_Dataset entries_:
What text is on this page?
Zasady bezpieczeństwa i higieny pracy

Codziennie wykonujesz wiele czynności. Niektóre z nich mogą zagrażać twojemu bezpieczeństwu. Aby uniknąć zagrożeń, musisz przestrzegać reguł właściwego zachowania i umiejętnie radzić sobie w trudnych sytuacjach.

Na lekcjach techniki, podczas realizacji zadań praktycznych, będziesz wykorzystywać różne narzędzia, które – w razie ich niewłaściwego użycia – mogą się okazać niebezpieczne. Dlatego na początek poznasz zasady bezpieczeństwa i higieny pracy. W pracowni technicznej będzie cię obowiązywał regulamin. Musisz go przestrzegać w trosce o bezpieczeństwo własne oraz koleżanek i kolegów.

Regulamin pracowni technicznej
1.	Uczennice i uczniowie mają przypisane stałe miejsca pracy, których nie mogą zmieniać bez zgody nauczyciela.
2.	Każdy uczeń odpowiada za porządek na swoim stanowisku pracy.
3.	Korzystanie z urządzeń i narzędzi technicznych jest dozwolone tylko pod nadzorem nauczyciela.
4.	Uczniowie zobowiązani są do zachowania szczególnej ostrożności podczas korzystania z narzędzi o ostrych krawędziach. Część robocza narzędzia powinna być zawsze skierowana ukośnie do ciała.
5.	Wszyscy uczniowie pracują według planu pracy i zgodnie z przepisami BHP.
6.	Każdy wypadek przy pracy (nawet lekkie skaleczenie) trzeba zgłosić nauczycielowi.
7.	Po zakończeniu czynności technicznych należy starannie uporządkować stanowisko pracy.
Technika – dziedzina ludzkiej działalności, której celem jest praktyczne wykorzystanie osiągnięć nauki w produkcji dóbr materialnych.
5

_Set problem_: State the count of lines in the data holding the word "technicznych", adding nothing to it.

_The response_: 2